• SET PROBLEM
Any pictures in the records below should be skipped; write out everything else exactly.

• SUPPLIED RECORDS

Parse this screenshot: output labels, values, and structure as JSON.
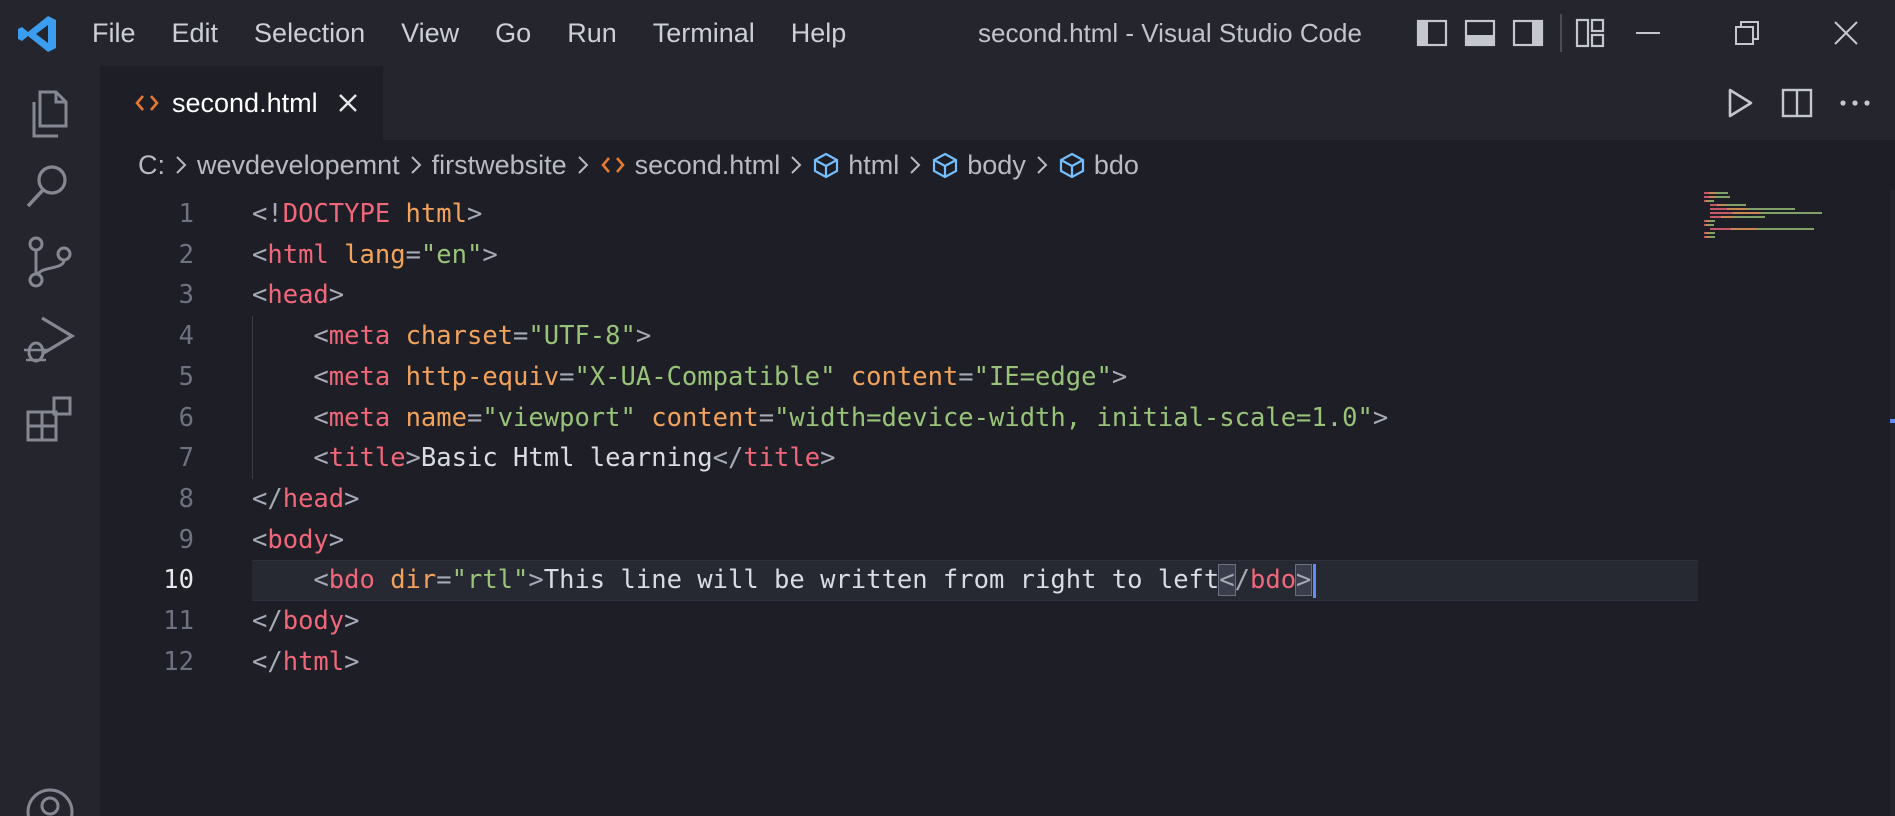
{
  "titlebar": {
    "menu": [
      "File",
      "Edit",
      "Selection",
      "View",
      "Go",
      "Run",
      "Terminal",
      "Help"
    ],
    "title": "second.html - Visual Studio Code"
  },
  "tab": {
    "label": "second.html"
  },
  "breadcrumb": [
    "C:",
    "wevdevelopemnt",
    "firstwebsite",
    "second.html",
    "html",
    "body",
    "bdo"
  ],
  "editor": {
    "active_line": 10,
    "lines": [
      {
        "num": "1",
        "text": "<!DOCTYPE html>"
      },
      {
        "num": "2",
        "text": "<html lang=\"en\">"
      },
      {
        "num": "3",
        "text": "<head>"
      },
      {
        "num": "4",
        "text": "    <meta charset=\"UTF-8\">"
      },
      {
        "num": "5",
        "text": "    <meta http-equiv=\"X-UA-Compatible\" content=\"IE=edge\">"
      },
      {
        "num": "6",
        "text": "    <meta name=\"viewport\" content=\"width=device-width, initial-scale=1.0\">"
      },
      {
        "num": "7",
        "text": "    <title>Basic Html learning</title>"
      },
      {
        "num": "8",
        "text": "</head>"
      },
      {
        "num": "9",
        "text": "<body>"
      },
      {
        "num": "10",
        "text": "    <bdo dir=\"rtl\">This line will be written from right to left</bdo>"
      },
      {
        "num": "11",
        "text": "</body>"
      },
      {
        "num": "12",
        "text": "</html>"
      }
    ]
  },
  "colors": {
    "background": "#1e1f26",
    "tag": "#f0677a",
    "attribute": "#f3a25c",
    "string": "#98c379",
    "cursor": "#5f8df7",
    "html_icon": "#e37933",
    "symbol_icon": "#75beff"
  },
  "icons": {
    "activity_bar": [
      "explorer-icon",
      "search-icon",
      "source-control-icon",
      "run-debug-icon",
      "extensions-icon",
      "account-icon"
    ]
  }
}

• ANSWER TO THE EXERCISE
Parse this screenshot: output labels, values, and structure as JSON.
{
  "titlebar": {
    "menu": [
      "File",
      "Edit",
      "Selection",
      "View",
      "Go",
      "Run",
      "Terminal",
      "Help"
    ],
    "title": "second.html - Visual Studio Code"
  },
  "tab": {
    "label": "second.html"
  },
  "breadcrumb": [
    "C:",
    "wevdevelopemnt",
    "firstwebsite",
    "second.html",
    "html",
    "body",
    "bdo"
  ],
  "editor": {
    "active_line": 10,
    "lines": [
      {
        "num": "1",
        "text": "<!DOCTYPE html>"
      },
      {
        "num": "2",
        "text": "<html lang=\"en\">"
      },
      {
        "num": "3",
        "text": "<head>"
      },
      {
        "num": "4",
        "text": "    <meta charset=\"UTF-8\">"
      },
      {
        "num": "5",
        "text": "    <meta http-equiv=\"X-UA-Compatible\" content=\"IE=edge\">"
      },
      {
        "num": "6",
        "text": "    <meta name=\"viewport\" content=\"width=device-width, initial-scale=1.0\">"
      },
      {
        "num": "7",
        "text": "    <title>Basic Html learning</title>"
      },
      {
        "num": "8",
        "text": "</head>"
      },
      {
        "num": "9",
        "text": "<body>"
      },
      {
        "num": "10",
        "text": "    <bdo dir=\"rtl\">This line will be written from right to left</bdo>"
      },
      {
        "num": "11",
        "text": "</body>"
      },
      {
        "num": "12",
        "text": "</html>"
      }
    ]
  },
  "colors": {
    "background": "#1e1f26",
    "tag": "#f0677a",
    "attribute": "#f3a25c",
    "string": "#98c379",
    "cursor": "#5f8df7",
    "html_icon": "#e37933",
    "symbol_icon": "#75beff"
  },
  "icons": {
    "activity_bar": [
      "explorer-icon",
      "search-icon",
      "source-control-icon",
      "run-debug-icon",
      "extensions-icon",
      "account-icon"
    ]
  }
}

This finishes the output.